**Exercise requirements:** Pull out every line of the listing below where "منزل" appears.

[START OF Records supplied]

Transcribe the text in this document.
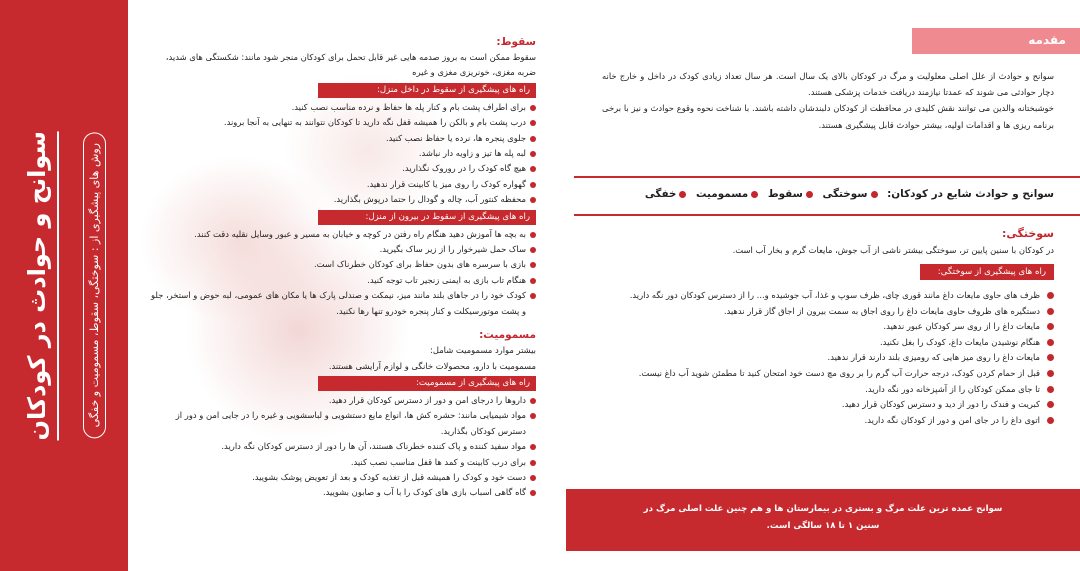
سوانح و حوادث در کودکان	روش های پیشگیری از : سوختگی، سقوط، مسمومیت و خفگی
سقوط:
سقوط ممکن است به بروز صدمه هایی غیر قابل تحمل برای کودکان منجر شود مانند: شکستگی های شدید، ضربه مغزی، خونریزی مغزی و غیره
راه های پیشگیری از سقوط در داخل منزل:
برای اطراف پشت بام و کنار پله ها حفاظ و نرده مناسب نصب کنید.
درب پشت بام و بالکن را همیشه قفل نگه دارید تا کودکان نتوانند به تنهایی به آنجا بروند.
جلوی پنجره ها، نرده یا حفاظ نصب کنید.
لبه پله ها تیز و زاویه دار نباشد.
هیچ گاه کودک را در روروک نگذارید.
گهواره کودک را روی میز یا کابینت قرار ندهید.
محفظه کنتور آب، چاله و گودال را حتما درپوش بگذارید.
راه های پیشگیری از سقوط در بیرون از منزل:
به بچه ها آموزش دهید هنگام راه رفتن در کوچه و خیابان به مسیر و عبور وسایل نقلیه دقت کنند.
ساک حمل شیرخوار را از زیر ساک بگیرید.
بازی با سرسره های بدون حفاظ برای کودکان خطرناک است.
هنگام تاب بازی به ایمنی زنجیر تاب توجه کنید.
کودک خود را در جاهای بلند مانند میز، نیمکت و صندلی پارک ها یا مکان های عمومی، لبه حوض و استخر، جلو و پشت موتورسیکلت و کنار پنجره خودرو تنها رها نکنید.
مسمومیت:
بیشتر موارد مسمومیت شامل:
مسمومیت با دارو، محصولات خانگی و لوازم آرایشی هستند.
راه های پیشگیری از مسمومیت:
داروها را درجای امن و دور از دسترس کودکان قرار دهید.
مواد شیمیایی مانند: حشره کش ها، انواع مایع دستشویی و لباسشویی و غیره را در جایی امن و دور از دسترس کودکان بگذارید.
مواد سفید کننده و پاک کننده خطرناک هستند، آن ها را دور از دسترس کودکان نگه دارید.
برای درب کابینت و کمد ها قفل مناسب نصب کنید.
دست خود و کودک را همیشه قبل از تغذیه کودک و بعد از تعویض پوشک بشویید.
گاه گاهی اسباب بازی های کودک را با آب و صابون بشویید.
مقدمه

سوانح و حوادث از علل اصلی معلولیت و مرگ در کودکان بالای یک سال است. هر سال تعداد زیادی کودک در داخل و خارج خانه دچار حوادثی می شوند که عمدتا نیازمند دریافت خدمات پزشکی هستند.

خوشبختانه والدین می توانند نقش کلیدی در محافظت از کودکان دلبندشان داشته باشند. با شناخت نحوه وقوع حوادث و نیز با برخی برنامه ریزی ها و اقدامات اولیه، بیشتر حوادث قابل پیشگیری هستند.

سوانح و حوادث شایع در کودکان: سوختگی سقوط مسمومیت خفگی
سوختگی:
در کودکان با سنین پایین تر، سوختگی بیشتر ناشی از آب جوش، مایعات گرم و بخار آب است.
راه های پیشگیری از سوختگی:
ظرف های حاوی مایعات داغ مانند قوری چای، ظرف سوپ و غذا، آب جوشیده و... را از دسترس کودکان دور نگه دارید.
دستگیره های ظروف حاوی مایعات داغ را روی اجاق به سمت بیرون از اجاق گاز قرار ندهید.
مایعات داغ را از روی سر کودکان عبور ندهید.
هنگام نوشیدن مایعات داغ، کودک را بغل نکنید.
مایعات داغ را روی میز هایی که رومیزی بلند دارند قرار ندهید.
قبل از حمام کردن کودک، درجه حرارت آب گرم را بر روی مچ دست خود امتحان کنید تا مطمئن شوید آب داغ نیست.
تا جای ممکن کودکان را از آشپزخانه دور نگه دارید.
کبریت و فندک را دور از دید و دسترس کودکان قرار دهید.
اتوی داغ را در جای امن و دور از کودکان نگه دارید.
سوانح عمده ترین علت مرگ و بستری در بیمارستان ها و هم چنین علت اصلی مرگ در
سنین ۱ تا ۱۸ سالگی است.
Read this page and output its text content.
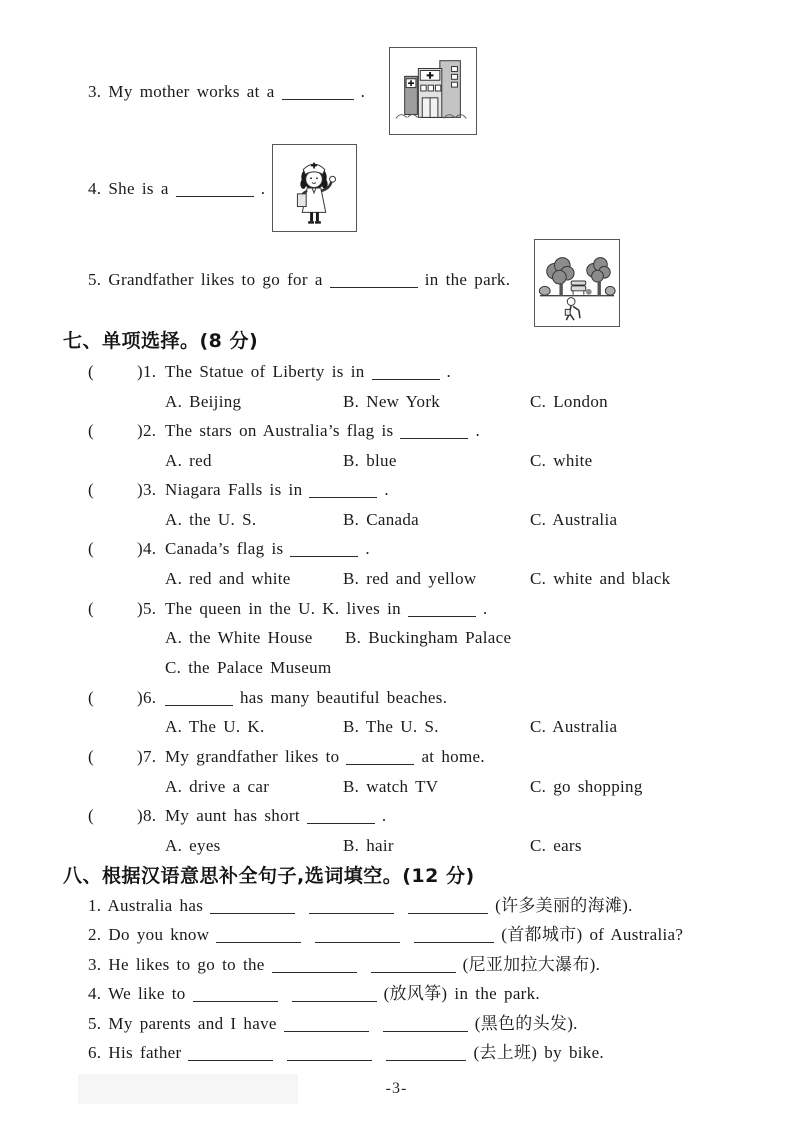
3. My mother works at a	.
4. She is a	.
5. Grandfather likes to go for a	in the park.
七、单项选择。(8 分)
(	)1. The Statue of Liberty is in	.
A. Beijing	B. New York	C. London
(	)2. The stars on Australia’s flag is	.
A. red	B. blue	C. white
(	)3. Niagara Falls is in	.
A. the U. S.	B. Canada	C. Australia
(	)4. Canada’s flag is	.
A. red and white	B. red and yellow	C. white and black
(	)5. The queen in the U. K. lives in	.
A. the White House B. Buckingham Palace
C. the Palace Museum
(	)6.	has many beautiful beaches.
A. The U. K.	B. The U. S.	C. Australia
(	)7. My grandfather likes to	at home.
A. drive a car	B. watch TV	C. go shopping
(	)8. My aunt has short	.
A. eyes	B. hair	C. ears
八、根据汉语意思补全句子,选词填空。(12 分)
1. Australia has	(许多美丽的海滩).
2. Do you know	(首都城市) of Australia?
3. He likes to go to the	(尼亚加拉大瀑布).
4. We like to	(放风筝) in the park.
5. My parents and I have	(黑色的头发).
6. His father	(去上班) by bike.
-3-
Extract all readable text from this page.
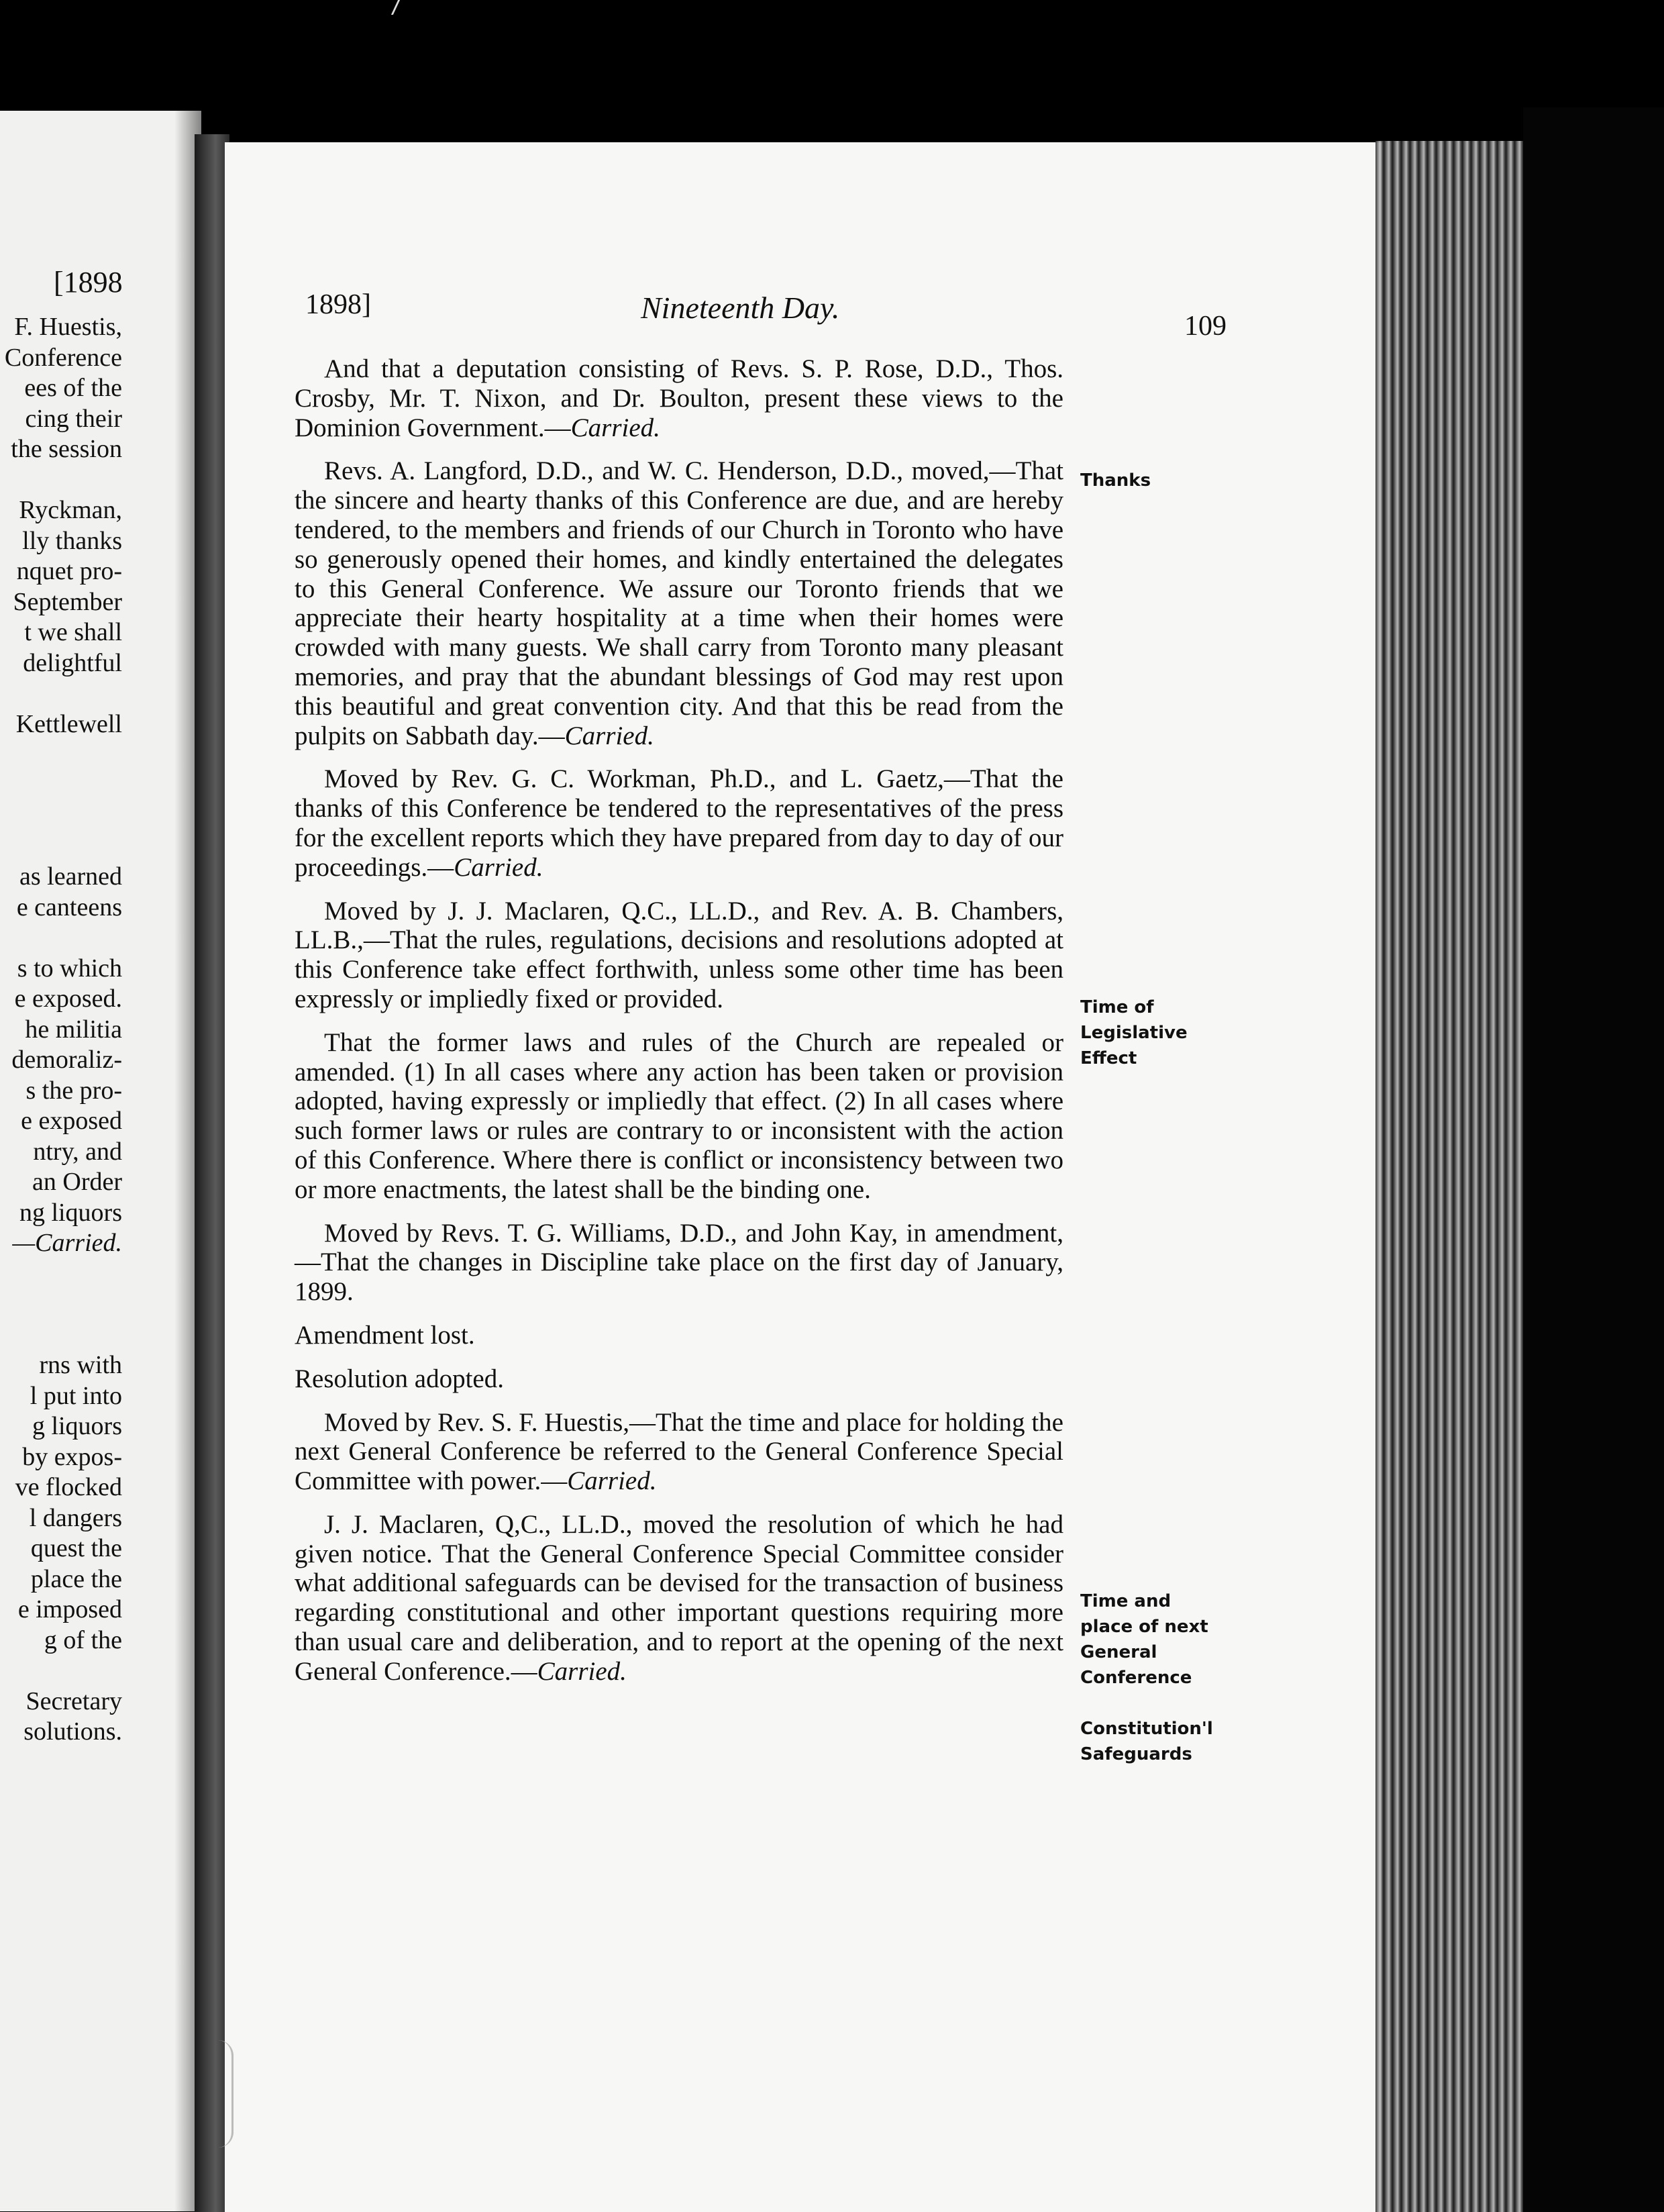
[1898
F. Huestis,
Conference
ees of the
cing their
the session
Ryckman,
lly thanks
nquet pro-
September
t we shall
delightful
Kettlewell
as learned
e canteens
s to which
e exposed.
he militia
demoraliz-
s the pro-
e exposed
ntry, and
an Order
ng liquors
—Carried.
rns with
l put into
g liquors
by expos-
ve flocked
l dangers
quest the
place the
e imposed
g of the
Secretary
solutions.
1898]	Nineteenth Day.
109

And that a deputation consisting of Revs. S. P. Rose, D.D., Thos. Crosby, Mr. T. Nixon, and Dr. Boulton, present these views to the Dominion Government.—Carried.

Revs. A. Langford, D.D., and W. C. Henderson, D.D., moved,—That the sincere and hearty thanks of this Conference are due, and are hereby tendered, to the members and friends of our Church in Toronto who have so generously opened their homes, and kindly entertained the delegates to this General Conference. We assure our Toronto friends that we appreciate their hearty hospitality at a time when their homes were crowded with many guests. We shall carry from Toronto many pleasant memories, and pray that the abundant blessings of God may rest upon this beautiful and great convention city. And that this be read from the pulpits on Sabbath day.—Carried.

Moved by Rev. G. C. Workman, Ph.D., and L. Gaetz,—That the thanks of this Conference be tendered to the representatives of the press for the excellent reports which they have prepared from day to day of our proceedings.—Carried.

Moved by J. J. Maclaren, Q.C., LL.D., and Rev. A. B. Chambers, LL.B.,—That the rules, regulations, decisions and resolutions adopted at this Conference take effect forthwith, unless some other time has been expressly or impliedly fixed or provided.

That the former laws and rules of the Church are repealed or amended. (1) In all cases where any action has been taken or provision adopted, having expressly or impliedly that effect. (2) In all cases where such former laws or rules are contrary to or inconsistent with the action of this Conference. Where there is conflict or inconsistency between two or more enactments, the latest shall be the binding one.

Moved by Revs. T. G. Williams, D.D., and John Kay, in amendment,—That the changes in Discipline take place on the first day of January, 1899.

Amendment lost.

Resolution adopted.

Moved by Rev. S. F. Huestis,—That the time and place for holding the next General Conference be referred to the General Conference Special Committee with power.—Carried.

J. J. Maclaren, Q,C., LL.D., moved the resolution of which he had given notice. That the General Conference Special Committee consider what additional safeguards can be devised for the transaction of business regarding constitutional and other important questions requiring more than usual care and deliberation, and to report at the opening of the next General Conference.—Carried.

Thanks
Time of
Legislative
Effect
Time and
place of next
General
Conference
Constitution'l
Safeguards
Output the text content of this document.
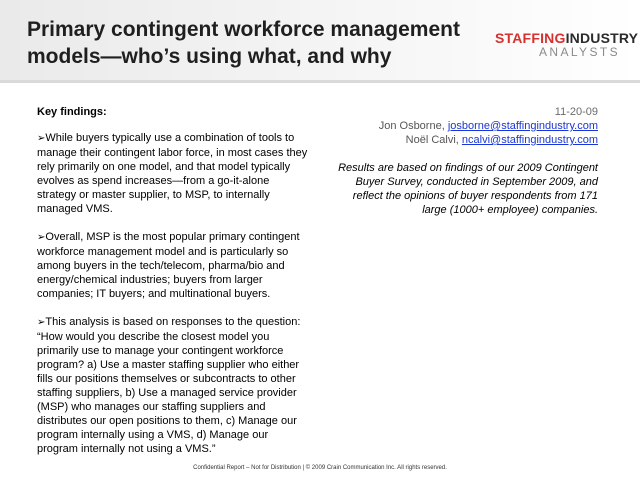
Primary contingent workforce management models—who’s using what, and why
STAFFINGINDUSTRY
ANALYSTS
Key findings:
➢While buyers typically use a combination of tools to manage their contingent labor force, in most cases they rely primarily on one model, and that model typically evolves as spend increases—from a go-it-alone strategy or master supplier, to MSP, to internally managed VMS.
➢Overall, MSP is the most popular primary contingent workforce management model and is particularly so among buyers in the tech/telecom, pharma/bio and energy/chemical industries; buyers from larger companies; IT buyers; and multinational buyers.
➢This analysis is based on responses to the question: “How would you describe the closest model you primarily use to manage your contingent workforce program? a) Use a master staffing supplier who either fills our positions themselves or subcontracts to other staffing suppliers, b) Use a managed service provider (MSP) who manages our staffing suppliers and distributes our open positions to them, c) Manage our program internally using a VMS, d) Manage our program internally not using a VMS.”
11-20-09
Jon Osborne, josborne@staffingindustry.com
Noël Calvi, ncalvi@staffingindustry.com
Results are based on findings of our 2009 Contingent Buyer Survey, conducted in September 2009, and reflect the opinions of buyer respondents from 171 large (1000+ employee) companies.
Confidential Report – Not for Distribution | © 2009 Crain Communication Inc. All rights reserved.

[END OF Records supplied]

**Right answer:**
راه های پیشگیری از سقوط در داخل منزل:
راه های پیشگیری از سقوط در بیرون از منزل:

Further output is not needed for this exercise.